(Extracted data entries)
--- begin ---

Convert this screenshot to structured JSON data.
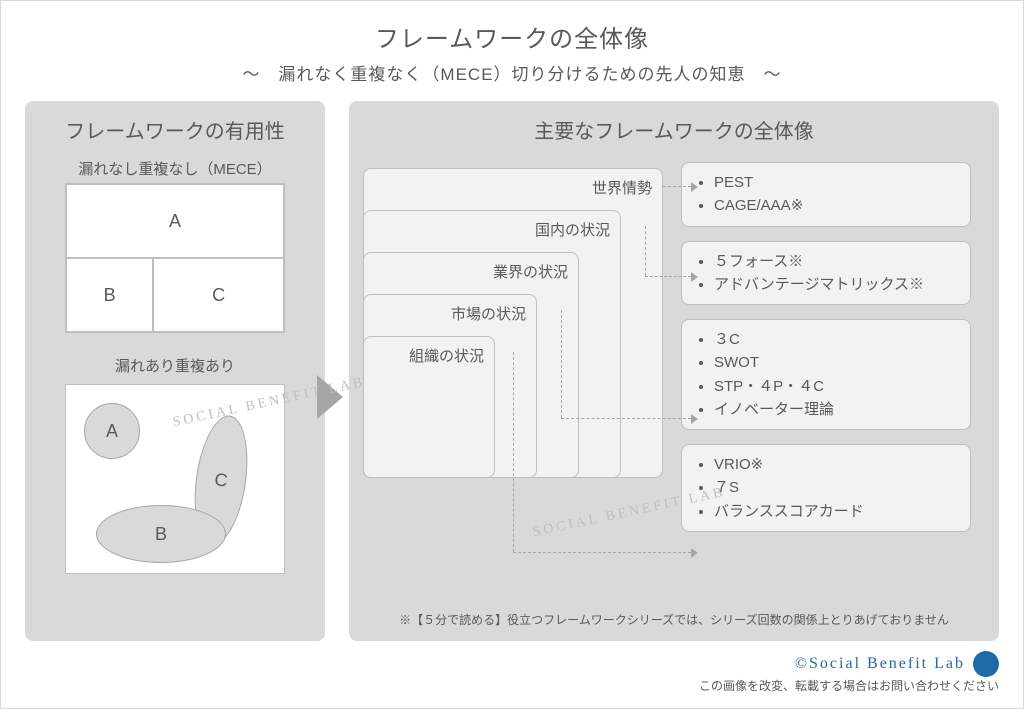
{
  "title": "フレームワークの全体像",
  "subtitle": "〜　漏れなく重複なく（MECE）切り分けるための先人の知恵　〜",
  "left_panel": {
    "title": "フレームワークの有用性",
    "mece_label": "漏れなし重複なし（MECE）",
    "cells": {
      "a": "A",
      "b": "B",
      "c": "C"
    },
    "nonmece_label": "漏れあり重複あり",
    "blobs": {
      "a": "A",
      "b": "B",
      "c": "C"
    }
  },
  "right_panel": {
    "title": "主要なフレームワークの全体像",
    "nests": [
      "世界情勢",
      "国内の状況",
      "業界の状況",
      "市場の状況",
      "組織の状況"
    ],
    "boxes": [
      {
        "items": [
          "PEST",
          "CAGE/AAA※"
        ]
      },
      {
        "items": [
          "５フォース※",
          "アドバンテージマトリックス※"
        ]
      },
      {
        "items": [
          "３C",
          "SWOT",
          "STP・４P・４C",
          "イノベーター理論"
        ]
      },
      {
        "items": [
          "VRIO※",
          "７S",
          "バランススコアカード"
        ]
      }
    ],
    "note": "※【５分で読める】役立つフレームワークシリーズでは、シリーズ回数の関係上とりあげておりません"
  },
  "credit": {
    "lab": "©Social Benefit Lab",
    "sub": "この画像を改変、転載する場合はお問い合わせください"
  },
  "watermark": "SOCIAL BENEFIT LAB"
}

--- end ---
--- begin ---

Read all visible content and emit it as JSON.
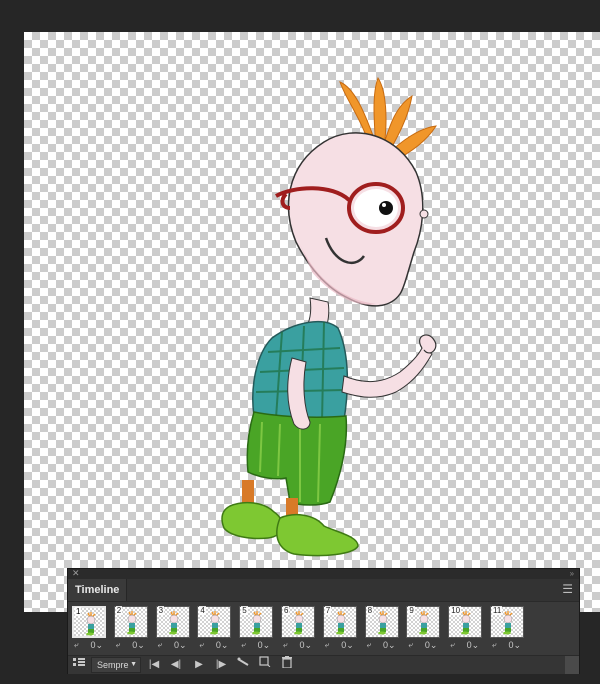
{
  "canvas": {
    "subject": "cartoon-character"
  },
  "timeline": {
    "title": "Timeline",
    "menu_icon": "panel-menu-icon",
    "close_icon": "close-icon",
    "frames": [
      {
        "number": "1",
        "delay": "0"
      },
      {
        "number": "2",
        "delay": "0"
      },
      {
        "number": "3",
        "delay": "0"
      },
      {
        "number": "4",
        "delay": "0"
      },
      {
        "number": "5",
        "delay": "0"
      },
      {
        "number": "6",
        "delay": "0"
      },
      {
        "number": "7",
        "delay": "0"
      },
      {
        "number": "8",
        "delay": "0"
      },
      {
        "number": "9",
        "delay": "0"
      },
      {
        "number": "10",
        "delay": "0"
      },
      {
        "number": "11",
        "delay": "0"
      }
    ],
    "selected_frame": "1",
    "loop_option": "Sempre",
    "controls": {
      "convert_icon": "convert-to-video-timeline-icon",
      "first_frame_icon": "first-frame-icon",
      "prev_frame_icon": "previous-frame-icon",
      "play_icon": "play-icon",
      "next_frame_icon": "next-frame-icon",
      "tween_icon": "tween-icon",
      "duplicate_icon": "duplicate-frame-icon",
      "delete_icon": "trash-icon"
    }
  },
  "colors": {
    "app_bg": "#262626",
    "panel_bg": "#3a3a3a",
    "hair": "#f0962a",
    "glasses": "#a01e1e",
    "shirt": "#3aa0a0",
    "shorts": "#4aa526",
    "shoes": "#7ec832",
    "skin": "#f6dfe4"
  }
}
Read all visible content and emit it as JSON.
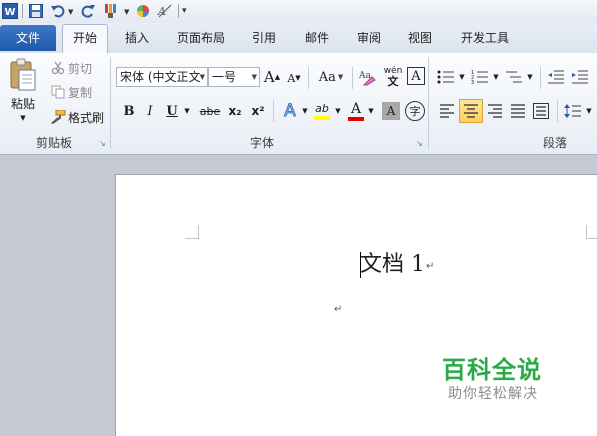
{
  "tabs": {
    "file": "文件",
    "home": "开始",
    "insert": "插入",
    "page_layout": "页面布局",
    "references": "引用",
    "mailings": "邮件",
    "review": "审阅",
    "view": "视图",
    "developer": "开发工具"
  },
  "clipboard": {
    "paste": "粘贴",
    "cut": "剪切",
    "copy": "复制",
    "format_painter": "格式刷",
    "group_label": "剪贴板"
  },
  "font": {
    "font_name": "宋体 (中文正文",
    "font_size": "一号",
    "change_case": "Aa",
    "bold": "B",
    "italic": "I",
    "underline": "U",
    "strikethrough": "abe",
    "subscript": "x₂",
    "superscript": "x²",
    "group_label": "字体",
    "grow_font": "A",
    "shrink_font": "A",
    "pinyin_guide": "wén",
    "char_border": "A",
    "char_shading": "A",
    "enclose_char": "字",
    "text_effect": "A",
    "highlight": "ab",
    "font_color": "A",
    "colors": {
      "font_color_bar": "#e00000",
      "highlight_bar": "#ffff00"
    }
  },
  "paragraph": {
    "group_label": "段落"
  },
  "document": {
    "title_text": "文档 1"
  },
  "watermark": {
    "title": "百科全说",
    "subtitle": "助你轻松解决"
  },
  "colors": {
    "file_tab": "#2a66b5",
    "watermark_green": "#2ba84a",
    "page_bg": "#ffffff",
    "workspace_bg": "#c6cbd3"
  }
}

--- end ---

• [Problem requirements]: Read the entries and pick out all lines that include the word "icon".

• [Task result]:
    "menu_icon": "panel-menu-icon",
    "close_icon": "close-icon",
      "convert_icon": "convert-to-video-timeline-icon",
      "first_frame_icon": "first-frame-icon",
      "prev_frame_icon": "previous-frame-icon",
      "play_icon": "play-icon",
      "next_frame_icon": "next-frame-icon",
      "tween_icon": "tween-icon",
      "duplicate_icon": "duplicate-frame-icon",
      "delete_icon": "trash-icon"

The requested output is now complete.